START EXCERPTED DATA
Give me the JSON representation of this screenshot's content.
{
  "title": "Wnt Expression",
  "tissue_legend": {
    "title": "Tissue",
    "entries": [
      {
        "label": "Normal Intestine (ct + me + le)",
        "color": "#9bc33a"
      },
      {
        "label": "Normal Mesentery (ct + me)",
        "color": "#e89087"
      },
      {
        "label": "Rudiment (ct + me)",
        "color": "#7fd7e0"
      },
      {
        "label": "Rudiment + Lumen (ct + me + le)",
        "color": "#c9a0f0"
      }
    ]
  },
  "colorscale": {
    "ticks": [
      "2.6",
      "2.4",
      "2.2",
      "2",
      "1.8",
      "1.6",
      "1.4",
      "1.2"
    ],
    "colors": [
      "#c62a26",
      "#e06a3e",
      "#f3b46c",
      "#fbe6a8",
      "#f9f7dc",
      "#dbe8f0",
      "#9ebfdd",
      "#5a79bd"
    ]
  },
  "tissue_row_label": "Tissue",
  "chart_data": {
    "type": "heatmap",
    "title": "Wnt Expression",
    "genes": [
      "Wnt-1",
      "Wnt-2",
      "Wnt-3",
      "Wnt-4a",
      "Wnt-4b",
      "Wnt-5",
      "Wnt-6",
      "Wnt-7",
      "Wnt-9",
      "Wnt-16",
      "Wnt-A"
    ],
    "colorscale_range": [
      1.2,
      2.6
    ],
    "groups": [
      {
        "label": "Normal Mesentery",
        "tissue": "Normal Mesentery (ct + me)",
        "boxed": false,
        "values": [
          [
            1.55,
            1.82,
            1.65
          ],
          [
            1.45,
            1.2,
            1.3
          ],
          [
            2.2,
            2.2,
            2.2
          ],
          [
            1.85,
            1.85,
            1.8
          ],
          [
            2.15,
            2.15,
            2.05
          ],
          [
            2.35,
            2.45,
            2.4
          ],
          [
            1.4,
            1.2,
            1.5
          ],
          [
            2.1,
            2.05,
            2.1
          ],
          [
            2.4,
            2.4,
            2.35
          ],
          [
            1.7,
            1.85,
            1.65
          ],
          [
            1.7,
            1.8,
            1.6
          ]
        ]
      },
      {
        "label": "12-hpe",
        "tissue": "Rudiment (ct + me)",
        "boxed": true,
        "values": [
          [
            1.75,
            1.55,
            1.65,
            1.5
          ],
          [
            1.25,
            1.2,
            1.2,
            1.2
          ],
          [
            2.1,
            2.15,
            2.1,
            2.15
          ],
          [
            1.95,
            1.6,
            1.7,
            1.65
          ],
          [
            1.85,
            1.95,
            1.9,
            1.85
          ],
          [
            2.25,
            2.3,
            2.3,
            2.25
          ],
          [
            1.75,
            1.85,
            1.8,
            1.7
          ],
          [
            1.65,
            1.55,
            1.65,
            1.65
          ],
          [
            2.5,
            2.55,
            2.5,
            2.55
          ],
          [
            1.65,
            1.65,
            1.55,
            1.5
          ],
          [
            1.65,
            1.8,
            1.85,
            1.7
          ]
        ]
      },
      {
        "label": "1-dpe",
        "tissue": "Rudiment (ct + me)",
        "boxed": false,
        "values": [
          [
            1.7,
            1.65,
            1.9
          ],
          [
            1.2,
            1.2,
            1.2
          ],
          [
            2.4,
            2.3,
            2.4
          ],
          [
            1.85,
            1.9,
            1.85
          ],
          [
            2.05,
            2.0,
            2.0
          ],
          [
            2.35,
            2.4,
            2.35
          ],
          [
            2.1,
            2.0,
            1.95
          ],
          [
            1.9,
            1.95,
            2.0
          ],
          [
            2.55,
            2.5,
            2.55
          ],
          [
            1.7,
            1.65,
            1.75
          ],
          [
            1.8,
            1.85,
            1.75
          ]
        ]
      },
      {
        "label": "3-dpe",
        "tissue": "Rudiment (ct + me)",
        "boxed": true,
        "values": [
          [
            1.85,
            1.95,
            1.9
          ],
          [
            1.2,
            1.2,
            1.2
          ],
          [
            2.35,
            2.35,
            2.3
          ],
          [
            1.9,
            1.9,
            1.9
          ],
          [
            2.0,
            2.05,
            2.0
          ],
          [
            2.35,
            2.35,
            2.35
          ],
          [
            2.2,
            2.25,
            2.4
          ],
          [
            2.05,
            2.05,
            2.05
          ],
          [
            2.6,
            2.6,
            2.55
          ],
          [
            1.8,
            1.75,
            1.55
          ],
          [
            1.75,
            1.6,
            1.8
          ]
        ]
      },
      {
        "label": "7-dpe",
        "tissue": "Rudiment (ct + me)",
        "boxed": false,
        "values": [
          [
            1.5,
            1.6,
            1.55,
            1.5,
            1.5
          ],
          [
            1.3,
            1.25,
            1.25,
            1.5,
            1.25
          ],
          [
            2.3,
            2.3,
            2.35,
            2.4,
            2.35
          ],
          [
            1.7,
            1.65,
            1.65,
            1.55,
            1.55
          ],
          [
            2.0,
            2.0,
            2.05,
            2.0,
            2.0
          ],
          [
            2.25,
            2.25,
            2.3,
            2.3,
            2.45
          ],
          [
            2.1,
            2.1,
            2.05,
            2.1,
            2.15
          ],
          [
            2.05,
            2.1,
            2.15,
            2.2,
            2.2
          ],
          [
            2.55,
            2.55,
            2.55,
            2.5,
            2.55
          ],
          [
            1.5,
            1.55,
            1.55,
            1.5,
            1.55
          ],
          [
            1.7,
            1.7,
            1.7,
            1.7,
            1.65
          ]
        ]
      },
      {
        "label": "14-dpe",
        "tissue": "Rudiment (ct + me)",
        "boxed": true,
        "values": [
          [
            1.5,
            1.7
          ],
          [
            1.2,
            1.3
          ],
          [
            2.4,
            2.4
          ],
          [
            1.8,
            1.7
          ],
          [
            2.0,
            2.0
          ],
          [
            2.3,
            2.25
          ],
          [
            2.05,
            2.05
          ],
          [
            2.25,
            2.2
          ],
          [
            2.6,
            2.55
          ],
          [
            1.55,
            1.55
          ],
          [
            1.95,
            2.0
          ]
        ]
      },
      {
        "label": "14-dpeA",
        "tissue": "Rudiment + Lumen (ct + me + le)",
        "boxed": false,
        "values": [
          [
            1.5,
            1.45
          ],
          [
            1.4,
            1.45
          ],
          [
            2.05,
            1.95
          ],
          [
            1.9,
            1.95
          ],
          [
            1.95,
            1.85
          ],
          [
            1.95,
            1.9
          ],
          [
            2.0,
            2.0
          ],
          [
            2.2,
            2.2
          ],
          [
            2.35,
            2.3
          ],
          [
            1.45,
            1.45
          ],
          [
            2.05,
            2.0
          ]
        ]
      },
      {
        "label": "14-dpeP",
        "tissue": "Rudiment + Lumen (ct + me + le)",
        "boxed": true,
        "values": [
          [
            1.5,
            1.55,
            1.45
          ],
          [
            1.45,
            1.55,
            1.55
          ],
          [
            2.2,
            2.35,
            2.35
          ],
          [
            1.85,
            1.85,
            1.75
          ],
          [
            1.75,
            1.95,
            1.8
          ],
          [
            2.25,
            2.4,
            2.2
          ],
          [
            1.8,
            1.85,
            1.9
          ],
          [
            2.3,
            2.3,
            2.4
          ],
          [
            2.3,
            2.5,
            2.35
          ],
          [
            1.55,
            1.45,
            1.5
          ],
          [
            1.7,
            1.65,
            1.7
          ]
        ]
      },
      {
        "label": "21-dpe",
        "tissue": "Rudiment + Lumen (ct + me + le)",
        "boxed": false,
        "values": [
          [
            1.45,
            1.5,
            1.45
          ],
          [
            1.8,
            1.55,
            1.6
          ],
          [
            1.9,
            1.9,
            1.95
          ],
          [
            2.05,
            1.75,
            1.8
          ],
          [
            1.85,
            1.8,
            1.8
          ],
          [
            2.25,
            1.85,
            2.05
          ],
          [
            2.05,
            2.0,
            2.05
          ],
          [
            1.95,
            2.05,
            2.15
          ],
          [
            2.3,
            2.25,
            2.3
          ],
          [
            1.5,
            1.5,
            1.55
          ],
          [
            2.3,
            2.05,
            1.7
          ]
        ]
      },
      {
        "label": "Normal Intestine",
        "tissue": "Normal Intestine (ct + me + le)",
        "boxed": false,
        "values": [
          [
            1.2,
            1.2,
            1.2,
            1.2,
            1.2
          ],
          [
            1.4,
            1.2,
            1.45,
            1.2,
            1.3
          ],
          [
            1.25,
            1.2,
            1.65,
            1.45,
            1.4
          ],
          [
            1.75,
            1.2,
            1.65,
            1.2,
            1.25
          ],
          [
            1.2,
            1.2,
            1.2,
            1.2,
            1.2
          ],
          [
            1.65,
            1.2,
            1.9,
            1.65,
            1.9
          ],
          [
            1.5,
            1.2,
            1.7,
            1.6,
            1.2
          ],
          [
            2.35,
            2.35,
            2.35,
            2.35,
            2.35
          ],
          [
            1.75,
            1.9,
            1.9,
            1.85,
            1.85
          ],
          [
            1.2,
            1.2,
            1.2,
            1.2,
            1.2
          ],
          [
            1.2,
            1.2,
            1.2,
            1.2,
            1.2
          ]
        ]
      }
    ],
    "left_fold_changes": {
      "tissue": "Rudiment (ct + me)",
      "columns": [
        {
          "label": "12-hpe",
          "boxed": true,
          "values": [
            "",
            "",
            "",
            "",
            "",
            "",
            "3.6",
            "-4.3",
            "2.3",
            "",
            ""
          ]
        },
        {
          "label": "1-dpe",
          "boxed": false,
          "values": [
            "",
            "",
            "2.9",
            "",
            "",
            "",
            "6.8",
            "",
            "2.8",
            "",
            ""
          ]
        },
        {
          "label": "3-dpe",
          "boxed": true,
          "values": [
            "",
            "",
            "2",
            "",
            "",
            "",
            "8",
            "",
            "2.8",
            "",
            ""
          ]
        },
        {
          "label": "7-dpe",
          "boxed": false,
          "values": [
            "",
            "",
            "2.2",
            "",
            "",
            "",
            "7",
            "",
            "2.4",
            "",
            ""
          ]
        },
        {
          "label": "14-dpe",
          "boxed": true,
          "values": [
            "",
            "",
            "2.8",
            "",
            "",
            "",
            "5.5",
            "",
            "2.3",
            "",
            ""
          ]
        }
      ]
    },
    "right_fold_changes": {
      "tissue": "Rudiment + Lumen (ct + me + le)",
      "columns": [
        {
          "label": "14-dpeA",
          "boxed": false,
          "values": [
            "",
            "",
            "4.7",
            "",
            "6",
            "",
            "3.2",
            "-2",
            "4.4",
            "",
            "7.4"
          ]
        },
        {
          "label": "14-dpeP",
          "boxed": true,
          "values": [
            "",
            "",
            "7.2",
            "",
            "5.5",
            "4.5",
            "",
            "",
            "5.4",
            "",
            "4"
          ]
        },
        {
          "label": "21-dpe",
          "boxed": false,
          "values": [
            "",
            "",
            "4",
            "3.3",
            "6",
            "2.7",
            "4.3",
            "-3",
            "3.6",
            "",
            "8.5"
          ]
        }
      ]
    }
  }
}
END EXCERPTED DATA
AIM OF THE EXERCISE: Return a copy of every line in the records that includes the string "Expression".

TASK RESULT:
  "title": "Wnt Expression",
    "title": "Wnt Expression",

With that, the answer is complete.